Set exercise:
Make an exact copy of all the records.

Given data:
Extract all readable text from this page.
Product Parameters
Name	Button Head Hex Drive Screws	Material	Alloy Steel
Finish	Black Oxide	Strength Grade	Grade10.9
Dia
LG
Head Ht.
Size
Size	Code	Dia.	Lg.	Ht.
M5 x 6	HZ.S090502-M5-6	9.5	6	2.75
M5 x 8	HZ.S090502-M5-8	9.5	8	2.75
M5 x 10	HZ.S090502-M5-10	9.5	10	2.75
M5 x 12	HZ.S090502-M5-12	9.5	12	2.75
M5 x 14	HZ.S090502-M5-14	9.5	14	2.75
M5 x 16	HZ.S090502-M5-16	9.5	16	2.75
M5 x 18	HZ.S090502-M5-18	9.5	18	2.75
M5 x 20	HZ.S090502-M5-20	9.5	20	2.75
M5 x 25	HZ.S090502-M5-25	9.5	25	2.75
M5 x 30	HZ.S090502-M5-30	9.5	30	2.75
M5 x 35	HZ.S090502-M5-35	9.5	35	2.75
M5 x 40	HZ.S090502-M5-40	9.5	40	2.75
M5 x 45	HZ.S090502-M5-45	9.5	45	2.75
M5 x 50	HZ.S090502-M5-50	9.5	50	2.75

Finished task:
Extract all readable text from this page.
Product Parameters
Name	Button Head Hex Drive Screws	Material	Alloy Steel
Finish	Black Oxide	Strength Grade	Grade10.9
Dia
LG
Head Ht.
Size
Size	Code	Dia.	Lg.	Ht.
M5 x 6	HZ.S090502-M5-6	9.5	6	2.75
M5 x 8	HZ.S090502-M5-8	9.5	8	2.75
M5 x 10	HZ.S090502-M5-10	9.5	10	2.75
M5 x 12	HZ.S090502-M5-12	9.5	12	2.75
M5 x 14	HZ.S090502-M5-14	9.5	14	2.75
M5 x 16	HZ.S090502-M5-16	9.5	16	2.75
M5 x 18	HZ.S090502-M5-18	9.5	18	2.75
M5 x 20	HZ.S090502-M5-20	9.5	20	2.75
M5 x 25	HZ.S090502-M5-25	9.5	25	2.75
M5 x 30	HZ.S090502-M5-30	9.5	30	2.75
M5 x 35	HZ.S090502-M5-35	9.5	35	2.75
M5 x 40	HZ.S090502-M5-40	9.5	40	2.75
M5 x 45	HZ.S090502-M5-45	9.5	45	2.75
M5 x 50	HZ.S090502-M5-50	9.5	50	2.75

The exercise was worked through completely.